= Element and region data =
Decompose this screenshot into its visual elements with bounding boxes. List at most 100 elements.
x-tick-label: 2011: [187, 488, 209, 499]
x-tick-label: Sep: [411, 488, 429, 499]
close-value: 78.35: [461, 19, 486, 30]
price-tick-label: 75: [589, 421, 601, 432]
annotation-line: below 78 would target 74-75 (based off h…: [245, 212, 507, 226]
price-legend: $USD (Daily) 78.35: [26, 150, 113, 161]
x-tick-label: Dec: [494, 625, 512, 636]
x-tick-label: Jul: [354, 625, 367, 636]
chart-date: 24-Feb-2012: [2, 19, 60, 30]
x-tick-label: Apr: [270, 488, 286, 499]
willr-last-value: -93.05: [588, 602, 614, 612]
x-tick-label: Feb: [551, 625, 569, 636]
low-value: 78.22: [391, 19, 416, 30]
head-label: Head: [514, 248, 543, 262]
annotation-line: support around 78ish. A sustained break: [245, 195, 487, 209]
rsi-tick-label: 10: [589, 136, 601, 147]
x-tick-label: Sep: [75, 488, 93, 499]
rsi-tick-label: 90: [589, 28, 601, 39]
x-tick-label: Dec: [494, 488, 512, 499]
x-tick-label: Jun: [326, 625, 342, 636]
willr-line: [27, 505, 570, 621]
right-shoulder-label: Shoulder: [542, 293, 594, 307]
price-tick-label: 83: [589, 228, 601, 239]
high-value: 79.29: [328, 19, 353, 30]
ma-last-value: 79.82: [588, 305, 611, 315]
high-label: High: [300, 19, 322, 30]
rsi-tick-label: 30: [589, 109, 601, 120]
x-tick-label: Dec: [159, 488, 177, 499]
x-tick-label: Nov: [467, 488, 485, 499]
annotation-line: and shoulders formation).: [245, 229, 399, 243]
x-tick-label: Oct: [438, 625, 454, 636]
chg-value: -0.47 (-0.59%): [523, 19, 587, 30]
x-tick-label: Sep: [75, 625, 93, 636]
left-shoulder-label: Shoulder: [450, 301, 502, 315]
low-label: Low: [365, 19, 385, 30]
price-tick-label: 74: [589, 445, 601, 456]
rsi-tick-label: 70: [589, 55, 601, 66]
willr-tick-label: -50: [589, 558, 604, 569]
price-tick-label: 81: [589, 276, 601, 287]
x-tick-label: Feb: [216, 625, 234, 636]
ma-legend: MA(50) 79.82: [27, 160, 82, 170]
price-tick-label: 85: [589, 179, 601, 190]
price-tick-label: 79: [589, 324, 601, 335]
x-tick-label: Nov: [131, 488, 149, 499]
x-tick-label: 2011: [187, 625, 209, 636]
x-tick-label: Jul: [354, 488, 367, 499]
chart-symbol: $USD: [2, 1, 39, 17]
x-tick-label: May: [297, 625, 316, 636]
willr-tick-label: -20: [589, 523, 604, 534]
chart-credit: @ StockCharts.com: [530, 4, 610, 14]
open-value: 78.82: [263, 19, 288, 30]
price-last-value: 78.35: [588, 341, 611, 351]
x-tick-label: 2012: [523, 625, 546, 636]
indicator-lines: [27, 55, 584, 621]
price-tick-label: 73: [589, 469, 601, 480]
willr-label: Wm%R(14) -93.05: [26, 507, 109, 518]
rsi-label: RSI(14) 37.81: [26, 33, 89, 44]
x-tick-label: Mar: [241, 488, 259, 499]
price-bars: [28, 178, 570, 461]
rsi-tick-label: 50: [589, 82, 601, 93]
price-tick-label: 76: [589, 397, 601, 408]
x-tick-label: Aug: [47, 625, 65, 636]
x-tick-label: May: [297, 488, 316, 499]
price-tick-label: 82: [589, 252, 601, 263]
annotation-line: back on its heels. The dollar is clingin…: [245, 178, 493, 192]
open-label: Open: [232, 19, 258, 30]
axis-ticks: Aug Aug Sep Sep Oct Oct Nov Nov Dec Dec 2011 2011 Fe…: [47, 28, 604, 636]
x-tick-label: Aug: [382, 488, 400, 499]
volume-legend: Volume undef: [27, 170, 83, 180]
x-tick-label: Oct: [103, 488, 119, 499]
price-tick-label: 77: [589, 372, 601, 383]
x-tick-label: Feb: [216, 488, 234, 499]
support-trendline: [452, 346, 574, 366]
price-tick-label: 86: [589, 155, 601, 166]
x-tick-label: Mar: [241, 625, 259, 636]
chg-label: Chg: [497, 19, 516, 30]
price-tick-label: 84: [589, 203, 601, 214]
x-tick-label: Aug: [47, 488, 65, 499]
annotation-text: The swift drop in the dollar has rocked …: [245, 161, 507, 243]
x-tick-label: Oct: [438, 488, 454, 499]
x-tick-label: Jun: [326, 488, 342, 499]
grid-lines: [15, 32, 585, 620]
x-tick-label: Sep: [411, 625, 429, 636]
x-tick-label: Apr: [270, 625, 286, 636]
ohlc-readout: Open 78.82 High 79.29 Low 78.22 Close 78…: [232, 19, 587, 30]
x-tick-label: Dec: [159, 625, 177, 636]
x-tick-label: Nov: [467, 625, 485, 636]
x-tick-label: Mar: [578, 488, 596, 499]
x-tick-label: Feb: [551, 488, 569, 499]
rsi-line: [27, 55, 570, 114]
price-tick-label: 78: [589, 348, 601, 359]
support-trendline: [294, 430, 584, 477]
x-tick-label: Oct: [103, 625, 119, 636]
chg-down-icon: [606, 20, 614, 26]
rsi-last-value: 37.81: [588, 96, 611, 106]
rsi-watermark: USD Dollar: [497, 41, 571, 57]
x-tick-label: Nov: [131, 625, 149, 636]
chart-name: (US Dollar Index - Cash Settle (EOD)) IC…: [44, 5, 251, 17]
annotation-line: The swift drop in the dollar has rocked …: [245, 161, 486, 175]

= Your objective =
Reproduce the entire listing above, line for line, without changing anything.

= Result of the task =
Decompose this screenshot into its visual elements with bounding boxes. List at most 100 elements.
x-tick-label: 2011: [187, 488, 209, 499]
x-tick-label: Sep: [411, 488, 429, 499]
close-value: 78.35: [461, 19, 486, 30]
price-tick-label: 75: [589, 421, 601, 432]
annotation-line: below 78 would target 74-75 (based off h…: [245, 212, 507, 226]
price-legend: $USD (Daily) 78.35: [26, 150, 113, 161]
x-tick-label: Dec: [494, 625, 512, 636]
x-tick-label: Jul: [354, 625, 367, 636]
chart-date: 24-Feb-2012: [2, 19, 60, 30]
x-tick-label: Apr: [270, 488, 286, 499]
willr-last-value: -93.05: [588, 602, 614, 612]
x-tick-label: Feb: [551, 625, 569, 636]
low-value: 78.22: [391, 19, 416, 30]
head-label: Head: [514, 248, 543, 262]
annotation-line: support around 78ish. A sustained break: [245, 195, 487, 209]
rsi-tick-label: 10: [589, 136, 601, 147]
x-tick-label: Sep: [75, 488, 93, 499]
rsi-tick-label: 90: [589, 28, 601, 39]
x-tick-label: Dec: [494, 488, 512, 499]
x-tick-label: Jun: [326, 625, 342, 636]
willr-line: [27, 505, 570, 621]
right-shoulder-label: Shoulder: [542, 293, 594, 307]
price-tick-label: 83: [589, 228, 601, 239]
high-value: 79.29: [328, 19, 353, 30]
ma-last-value: 79.82: [588, 305, 611, 315]
high-label: High: [300, 19, 322, 30]
rsi-tick-label: 30: [589, 109, 601, 120]
x-tick-label: Dec: [159, 488, 177, 499]
x-tick-label: Nov: [467, 488, 485, 499]
annotation-line: and shoulders formation).: [245, 229, 399, 243]
x-tick-label: Oct: [438, 625, 454, 636]
chg-value: -0.47 (-0.59%): [523, 19, 587, 30]
x-tick-label: Sep: [75, 625, 93, 636]
left-shoulder-label: Shoulder: [450, 301, 502, 315]
low-label: Low: [365, 19, 385, 30]
price-tick-label: 74: [589, 445, 601, 456]
rsi-tick-label: 70: [589, 55, 601, 66]
willr-tick-label: -50: [589, 558, 604, 569]
price-tick-label: 81: [589, 276, 601, 287]
x-tick-label: Feb: [216, 625, 234, 636]
ma-legend: MA(50) 79.82: [27, 160, 82, 170]
price-tick-label: 85: [589, 179, 601, 190]
price-tick-label: 79: [589, 324, 601, 335]
x-tick-label: Nov: [131, 488, 149, 499]
x-tick-label: 2011: [187, 625, 209, 636]
x-tick-label: Jul: [354, 488, 367, 499]
chart-symbol: $USD: [2, 1, 39, 17]
x-tick-label: May: [297, 625, 316, 636]
willr-tick-label: -20: [589, 523, 604, 534]
chart-credit: @ StockCharts.com: [530, 4, 610, 14]
open-value: 78.82: [263, 19, 288, 30]
price-last-value: 78.35: [588, 341, 611, 351]
x-tick-label: 2012: [523, 625, 546, 636]
indicator-lines: [27, 55, 584, 621]
price-tick-label: 73: [589, 469, 601, 480]
willr-label: Wm%R(14) -93.05: [26, 507, 109, 518]
rsi-label: RSI(14) 37.81: [26, 33, 89, 44]
x-tick-label: Mar: [241, 488, 259, 499]
price-bars: [28, 178, 570, 461]
rsi-tick-label: 50: [589, 82, 601, 93]
price-tick-label: 76: [589, 397, 601, 408]
x-tick-label: Aug: [47, 625, 65, 636]
x-tick-label: May: [297, 488, 316, 499]
price-tick-label: 82: [589, 252, 601, 263]
annotation-line: back on its heels. The dollar is clingin…: [245, 178, 493, 192]
open-label: Open: [232, 19, 258, 30]
axis-ticks: Aug Aug Sep Sep Oct Oct Nov Nov Dec Dec 2011 2011 Fe…: [47, 28, 604, 636]
x-tick-label: Aug: [382, 488, 400, 499]
volume-legend: Volume undef: [27, 170, 83, 180]
x-tick-label: Oct: [103, 488, 119, 499]
price-tick-label: 77: [589, 372, 601, 383]
x-tick-label: Feb: [216, 488, 234, 499]
support-trendline: [452, 346, 574, 366]
price-tick-label: 86: [589, 155, 601, 166]
x-tick-label: Mar: [241, 625, 259, 636]
chg-label: Chg: [497, 19, 516, 30]
price-tick-label: 84: [589, 203, 601, 214]
x-tick-label: Aug: [47, 488, 65, 499]
annotation-text: The swift drop in the dollar has rocked …: [245, 161, 507, 243]
x-tick-label: Oct: [438, 488, 454, 499]
x-tick-label: Jun: [326, 488, 342, 499]
grid-lines: [15, 32, 585, 620]
x-tick-label: Sep: [411, 625, 429, 636]
x-tick-label: Apr: [270, 625, 286, 636]
ohlc-readout: Open 78.82 High 79.29 Low 78.22 Close 78…: [232, 19, 587, 30]
x-tick-label: Dec: [159, 625, 177, 636]
x-tick-label: Nov: [467, 625, 485, 636]
x-tick-label: Mar: [578, 488, 596, 499]
x-tick-label: Feb: [551, 488, 569, 499]
rsi-line: [27, 55, 570, 114]
price-tick-label: 78: [589, 348, 601, 359]
support-trendline: [294, 430, 584, 477]
x-tick-label: Oct: [103, 625, 119, 636]
chg-down-icon: [606, 20, 614, 26]
rsi-last-value: 37.81: [588, 96, 611, 106]
rsi-watermark: USD Dollar: [497, 41, 571, 57]
x-tick-label: Nov: [131, 625, 149, 636]
chart-name: (US Dollar Index - Cash Settle (EOD)) IC…: [44, 5, 251, 17]
annotation-line: The swift drop in the dollar has rocked …: [245, 161, 486, 175]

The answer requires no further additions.